Stated goal =>
Give the lines from the line with "Enumerate the UI" to the line with "114, 932, 136]" as a numbered list, leaving out any blank lines.
** Begin **
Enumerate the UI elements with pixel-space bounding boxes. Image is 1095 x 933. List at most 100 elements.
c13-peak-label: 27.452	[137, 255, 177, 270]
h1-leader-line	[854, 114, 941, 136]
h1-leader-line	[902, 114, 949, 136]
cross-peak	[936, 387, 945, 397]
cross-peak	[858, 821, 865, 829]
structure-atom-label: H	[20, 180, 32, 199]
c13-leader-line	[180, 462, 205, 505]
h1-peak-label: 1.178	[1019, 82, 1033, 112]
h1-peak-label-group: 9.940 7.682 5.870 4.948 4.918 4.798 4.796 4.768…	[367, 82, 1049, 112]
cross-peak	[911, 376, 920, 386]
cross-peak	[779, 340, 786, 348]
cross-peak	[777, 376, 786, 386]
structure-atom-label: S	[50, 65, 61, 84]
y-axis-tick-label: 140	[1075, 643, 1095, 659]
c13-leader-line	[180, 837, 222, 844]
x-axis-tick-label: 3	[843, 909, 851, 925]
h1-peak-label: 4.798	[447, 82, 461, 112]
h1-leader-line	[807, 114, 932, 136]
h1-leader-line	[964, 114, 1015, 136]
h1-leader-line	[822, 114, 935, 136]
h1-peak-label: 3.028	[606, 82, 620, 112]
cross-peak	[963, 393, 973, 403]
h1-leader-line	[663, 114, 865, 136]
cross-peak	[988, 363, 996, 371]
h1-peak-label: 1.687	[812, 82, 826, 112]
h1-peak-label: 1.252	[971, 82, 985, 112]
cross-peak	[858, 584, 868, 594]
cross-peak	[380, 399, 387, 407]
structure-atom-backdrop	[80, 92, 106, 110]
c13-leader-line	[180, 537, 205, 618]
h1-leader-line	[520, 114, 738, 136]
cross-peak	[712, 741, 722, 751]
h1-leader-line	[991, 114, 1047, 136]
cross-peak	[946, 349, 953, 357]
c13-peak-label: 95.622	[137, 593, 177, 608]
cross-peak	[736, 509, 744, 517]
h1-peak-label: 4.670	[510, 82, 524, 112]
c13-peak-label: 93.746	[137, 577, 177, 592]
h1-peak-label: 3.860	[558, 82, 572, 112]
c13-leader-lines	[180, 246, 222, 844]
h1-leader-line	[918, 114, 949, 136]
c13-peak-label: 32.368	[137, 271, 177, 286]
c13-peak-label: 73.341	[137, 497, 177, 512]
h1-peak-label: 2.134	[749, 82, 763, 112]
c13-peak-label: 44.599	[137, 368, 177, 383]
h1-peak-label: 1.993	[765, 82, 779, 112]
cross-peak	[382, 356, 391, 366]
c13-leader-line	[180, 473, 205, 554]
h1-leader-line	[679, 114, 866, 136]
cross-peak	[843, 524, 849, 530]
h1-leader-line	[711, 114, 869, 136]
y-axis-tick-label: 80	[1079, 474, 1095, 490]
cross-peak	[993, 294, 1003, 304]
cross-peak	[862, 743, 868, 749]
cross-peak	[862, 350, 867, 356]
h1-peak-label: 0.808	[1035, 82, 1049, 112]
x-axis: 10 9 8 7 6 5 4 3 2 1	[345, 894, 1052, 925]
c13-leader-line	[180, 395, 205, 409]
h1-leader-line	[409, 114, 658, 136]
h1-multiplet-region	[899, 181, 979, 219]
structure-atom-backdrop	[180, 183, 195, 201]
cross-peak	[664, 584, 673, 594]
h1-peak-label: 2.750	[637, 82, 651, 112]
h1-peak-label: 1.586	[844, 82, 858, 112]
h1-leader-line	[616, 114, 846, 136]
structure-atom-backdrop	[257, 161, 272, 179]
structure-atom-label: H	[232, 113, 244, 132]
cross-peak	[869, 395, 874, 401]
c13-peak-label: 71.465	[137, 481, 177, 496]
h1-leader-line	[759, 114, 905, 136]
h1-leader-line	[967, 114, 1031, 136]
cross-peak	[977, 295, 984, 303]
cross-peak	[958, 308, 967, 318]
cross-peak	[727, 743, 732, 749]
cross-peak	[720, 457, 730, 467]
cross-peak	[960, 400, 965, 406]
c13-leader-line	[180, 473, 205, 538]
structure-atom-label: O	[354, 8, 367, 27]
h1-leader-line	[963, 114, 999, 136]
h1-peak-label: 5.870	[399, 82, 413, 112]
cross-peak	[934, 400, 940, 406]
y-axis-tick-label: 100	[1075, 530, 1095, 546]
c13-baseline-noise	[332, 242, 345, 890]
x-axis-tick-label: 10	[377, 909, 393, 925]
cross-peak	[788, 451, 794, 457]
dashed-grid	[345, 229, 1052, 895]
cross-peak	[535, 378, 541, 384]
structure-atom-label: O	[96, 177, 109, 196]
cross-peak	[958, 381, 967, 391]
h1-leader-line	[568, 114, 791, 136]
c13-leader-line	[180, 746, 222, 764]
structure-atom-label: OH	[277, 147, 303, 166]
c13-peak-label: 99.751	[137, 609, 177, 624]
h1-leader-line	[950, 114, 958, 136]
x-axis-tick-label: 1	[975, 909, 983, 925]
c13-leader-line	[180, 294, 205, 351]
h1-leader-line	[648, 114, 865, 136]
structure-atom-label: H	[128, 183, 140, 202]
** End **
** Begin **
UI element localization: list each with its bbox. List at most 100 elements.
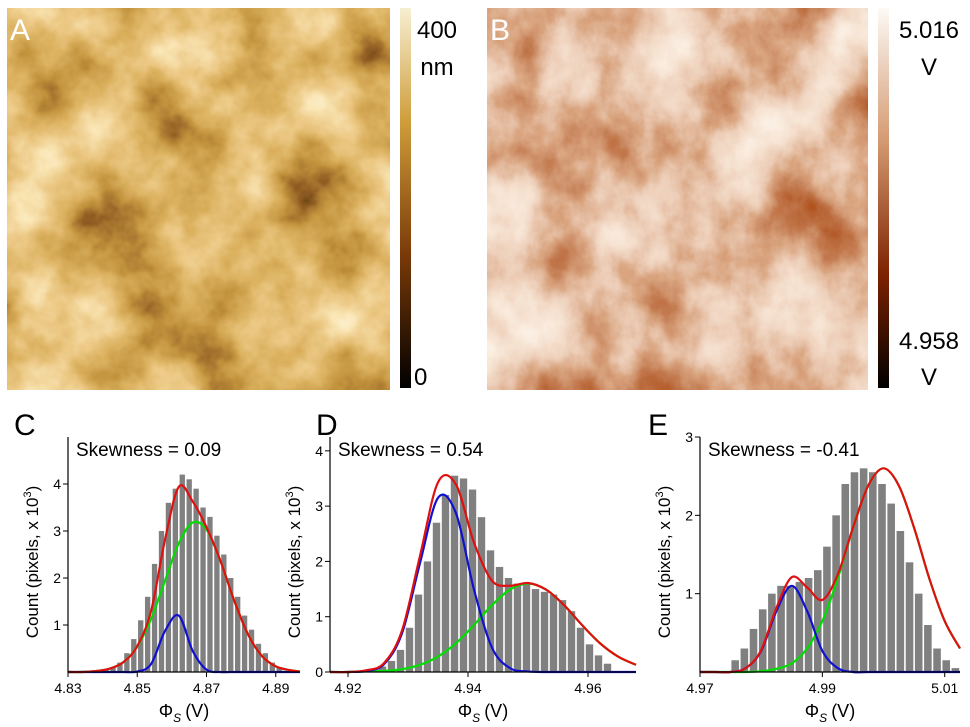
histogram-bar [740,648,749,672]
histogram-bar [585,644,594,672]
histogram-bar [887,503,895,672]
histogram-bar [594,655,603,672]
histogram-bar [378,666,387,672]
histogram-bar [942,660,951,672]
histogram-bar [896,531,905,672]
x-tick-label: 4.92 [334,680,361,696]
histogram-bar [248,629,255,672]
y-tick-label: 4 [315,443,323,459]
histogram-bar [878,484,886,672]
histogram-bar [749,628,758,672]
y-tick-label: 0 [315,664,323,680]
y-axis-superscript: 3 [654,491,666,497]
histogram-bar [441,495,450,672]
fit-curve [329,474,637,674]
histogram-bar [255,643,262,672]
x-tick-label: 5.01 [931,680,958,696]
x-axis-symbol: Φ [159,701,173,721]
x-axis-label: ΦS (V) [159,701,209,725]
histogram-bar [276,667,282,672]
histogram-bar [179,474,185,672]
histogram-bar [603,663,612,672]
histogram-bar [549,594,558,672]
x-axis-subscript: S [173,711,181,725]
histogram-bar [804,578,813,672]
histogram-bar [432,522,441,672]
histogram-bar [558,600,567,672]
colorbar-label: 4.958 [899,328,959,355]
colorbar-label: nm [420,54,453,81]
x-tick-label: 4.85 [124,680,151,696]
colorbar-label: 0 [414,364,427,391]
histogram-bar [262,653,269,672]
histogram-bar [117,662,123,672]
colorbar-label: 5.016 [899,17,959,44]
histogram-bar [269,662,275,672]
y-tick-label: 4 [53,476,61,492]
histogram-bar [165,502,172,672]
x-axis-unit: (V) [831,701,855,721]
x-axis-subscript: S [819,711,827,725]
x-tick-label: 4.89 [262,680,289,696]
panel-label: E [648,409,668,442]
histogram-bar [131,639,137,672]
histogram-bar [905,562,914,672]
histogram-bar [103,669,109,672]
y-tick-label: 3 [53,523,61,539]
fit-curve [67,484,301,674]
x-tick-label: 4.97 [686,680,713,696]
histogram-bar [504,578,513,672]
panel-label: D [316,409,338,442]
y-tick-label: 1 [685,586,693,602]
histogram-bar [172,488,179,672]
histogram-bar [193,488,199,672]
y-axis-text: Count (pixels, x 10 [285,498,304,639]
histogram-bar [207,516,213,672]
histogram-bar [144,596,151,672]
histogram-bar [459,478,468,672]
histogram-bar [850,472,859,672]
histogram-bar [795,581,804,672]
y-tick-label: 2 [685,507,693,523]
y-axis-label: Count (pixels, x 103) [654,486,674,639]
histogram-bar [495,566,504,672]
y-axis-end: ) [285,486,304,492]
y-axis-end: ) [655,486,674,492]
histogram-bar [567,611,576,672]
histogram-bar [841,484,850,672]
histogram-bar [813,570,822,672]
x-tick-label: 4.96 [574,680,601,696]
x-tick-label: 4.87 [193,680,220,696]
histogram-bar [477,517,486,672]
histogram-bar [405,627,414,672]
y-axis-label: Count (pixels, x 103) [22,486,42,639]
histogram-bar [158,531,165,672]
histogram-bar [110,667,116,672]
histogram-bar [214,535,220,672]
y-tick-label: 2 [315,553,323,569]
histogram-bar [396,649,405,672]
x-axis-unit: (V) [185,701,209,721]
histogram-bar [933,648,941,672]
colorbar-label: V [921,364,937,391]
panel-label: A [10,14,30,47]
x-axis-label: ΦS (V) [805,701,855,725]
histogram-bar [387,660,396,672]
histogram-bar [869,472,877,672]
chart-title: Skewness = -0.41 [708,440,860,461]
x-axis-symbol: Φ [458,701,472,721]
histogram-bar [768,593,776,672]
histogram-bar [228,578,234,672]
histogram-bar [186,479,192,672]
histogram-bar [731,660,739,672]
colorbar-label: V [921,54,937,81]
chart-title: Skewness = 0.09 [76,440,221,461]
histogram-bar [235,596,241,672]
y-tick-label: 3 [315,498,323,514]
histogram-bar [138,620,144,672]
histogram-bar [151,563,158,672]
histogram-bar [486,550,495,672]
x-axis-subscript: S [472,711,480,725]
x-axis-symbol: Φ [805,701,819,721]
** End **
** Begin **
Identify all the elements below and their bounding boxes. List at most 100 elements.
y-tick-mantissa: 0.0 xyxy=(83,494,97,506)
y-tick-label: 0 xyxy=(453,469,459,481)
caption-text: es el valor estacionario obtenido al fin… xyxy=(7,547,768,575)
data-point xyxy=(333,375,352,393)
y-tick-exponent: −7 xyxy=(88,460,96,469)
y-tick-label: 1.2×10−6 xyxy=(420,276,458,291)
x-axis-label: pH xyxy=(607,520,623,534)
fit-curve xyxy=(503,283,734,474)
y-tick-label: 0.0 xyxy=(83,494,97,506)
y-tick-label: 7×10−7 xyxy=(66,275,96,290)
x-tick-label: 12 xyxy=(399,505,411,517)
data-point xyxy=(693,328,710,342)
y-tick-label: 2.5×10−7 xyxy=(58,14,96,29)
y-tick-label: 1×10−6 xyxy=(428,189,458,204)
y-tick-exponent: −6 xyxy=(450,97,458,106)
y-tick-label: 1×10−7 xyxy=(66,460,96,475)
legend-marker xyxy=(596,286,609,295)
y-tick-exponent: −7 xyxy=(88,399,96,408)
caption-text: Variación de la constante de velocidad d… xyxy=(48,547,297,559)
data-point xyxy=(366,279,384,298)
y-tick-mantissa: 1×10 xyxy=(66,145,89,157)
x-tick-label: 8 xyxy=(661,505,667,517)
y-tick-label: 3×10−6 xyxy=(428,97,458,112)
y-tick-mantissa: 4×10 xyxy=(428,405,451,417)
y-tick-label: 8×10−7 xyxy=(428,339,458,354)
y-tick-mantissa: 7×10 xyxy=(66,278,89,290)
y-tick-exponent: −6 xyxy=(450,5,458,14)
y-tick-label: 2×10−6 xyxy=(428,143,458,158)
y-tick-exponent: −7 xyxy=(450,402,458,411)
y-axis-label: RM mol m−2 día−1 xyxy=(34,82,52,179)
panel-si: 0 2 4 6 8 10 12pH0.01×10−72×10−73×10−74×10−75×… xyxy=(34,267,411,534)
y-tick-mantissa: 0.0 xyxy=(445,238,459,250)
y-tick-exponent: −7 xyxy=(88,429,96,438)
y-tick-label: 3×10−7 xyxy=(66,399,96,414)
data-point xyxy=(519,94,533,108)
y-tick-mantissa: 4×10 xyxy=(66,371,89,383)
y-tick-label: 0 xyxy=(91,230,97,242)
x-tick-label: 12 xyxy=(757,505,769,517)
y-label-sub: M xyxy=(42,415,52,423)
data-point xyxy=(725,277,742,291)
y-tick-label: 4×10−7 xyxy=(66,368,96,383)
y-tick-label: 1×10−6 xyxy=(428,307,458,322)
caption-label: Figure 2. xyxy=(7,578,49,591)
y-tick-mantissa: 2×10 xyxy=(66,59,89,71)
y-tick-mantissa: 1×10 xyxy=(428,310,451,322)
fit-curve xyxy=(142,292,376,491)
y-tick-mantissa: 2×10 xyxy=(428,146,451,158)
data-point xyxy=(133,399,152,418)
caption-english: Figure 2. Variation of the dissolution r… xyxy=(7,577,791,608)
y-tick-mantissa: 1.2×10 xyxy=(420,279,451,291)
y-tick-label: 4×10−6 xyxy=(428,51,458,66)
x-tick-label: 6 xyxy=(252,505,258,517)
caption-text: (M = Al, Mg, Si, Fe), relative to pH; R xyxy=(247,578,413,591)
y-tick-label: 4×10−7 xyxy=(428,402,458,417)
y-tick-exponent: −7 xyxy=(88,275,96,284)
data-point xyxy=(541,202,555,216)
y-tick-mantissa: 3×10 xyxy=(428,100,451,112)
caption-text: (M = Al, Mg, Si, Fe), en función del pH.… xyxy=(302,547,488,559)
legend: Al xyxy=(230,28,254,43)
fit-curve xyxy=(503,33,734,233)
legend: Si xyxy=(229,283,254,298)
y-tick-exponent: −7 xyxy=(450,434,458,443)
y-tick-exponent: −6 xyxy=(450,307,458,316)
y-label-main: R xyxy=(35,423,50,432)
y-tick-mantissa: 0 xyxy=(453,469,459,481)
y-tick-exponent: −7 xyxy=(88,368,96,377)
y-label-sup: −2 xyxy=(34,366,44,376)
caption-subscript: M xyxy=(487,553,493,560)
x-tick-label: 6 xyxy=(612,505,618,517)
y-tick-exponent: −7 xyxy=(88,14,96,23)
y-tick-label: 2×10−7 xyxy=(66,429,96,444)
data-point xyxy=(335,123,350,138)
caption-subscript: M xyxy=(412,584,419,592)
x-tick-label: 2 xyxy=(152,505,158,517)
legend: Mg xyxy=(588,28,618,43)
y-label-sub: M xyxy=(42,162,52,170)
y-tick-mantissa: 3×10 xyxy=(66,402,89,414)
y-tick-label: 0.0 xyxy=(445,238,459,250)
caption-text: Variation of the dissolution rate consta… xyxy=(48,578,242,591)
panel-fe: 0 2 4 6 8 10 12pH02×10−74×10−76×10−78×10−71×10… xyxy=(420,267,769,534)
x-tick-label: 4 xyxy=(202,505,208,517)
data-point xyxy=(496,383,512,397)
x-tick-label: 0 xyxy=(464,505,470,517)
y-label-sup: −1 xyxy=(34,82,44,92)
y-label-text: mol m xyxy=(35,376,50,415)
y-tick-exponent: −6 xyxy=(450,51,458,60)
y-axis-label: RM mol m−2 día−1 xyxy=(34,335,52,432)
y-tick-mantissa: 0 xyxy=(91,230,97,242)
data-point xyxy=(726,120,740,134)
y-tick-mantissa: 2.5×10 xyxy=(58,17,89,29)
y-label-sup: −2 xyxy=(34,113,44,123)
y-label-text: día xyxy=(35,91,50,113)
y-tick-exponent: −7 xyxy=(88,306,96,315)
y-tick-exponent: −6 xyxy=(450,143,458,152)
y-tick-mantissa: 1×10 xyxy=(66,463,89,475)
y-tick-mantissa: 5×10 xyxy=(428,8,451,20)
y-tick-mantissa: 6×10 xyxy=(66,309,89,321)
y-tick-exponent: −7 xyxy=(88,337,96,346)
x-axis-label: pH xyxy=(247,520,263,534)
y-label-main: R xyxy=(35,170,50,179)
** End **
Answer to this task =>
1. Enumerate the UI elements with pixel-space bounding boxes. Image is 1095 x 933. List at most 100 elements.
2. c13-peak-label: 27.452	[137, 255, 177, 270]
3. h1-leader-line	[854, 114, 941, 136]
4. h1-leader-line	[902, 114, 949, 136]
5. cross-peak	[936, 387, 945, 397]
6. cross-peak	[858, 821, 865, 829]
7. structure-atom-label: H	[20, 180, 32, 199]
8. c13-leader-line	[180, 462, 205, 505]
9. h1-peak-label: 1.178	[1019, 82, 1033, 112]
10. h1-peak-label-group: 9.940 7.682 5.870 4.948 4.918 4.798 4.796 4.768…	[367, 82, 1049, 112]
11. cross-peak	[911, 376, 920, 386]
12. cross-peak	[779, 340, 786, 348]
13. cross-peak	[777, 376, 786, 386]
14. structure-atom-label: S	[50, 65, 61, 84]
15. y-axis-tick-label: 140	[1075, 643, 1095, 659]
16. c13-leader-line	[180, 837, 222, 844]
17. x-axis-tick-label: 3	[843, 909, 851, 925]
18. h1-peak-label: 4.798	[447, 82, 461, 112]
19. h1-leader-line	[807, 114, 932, 136]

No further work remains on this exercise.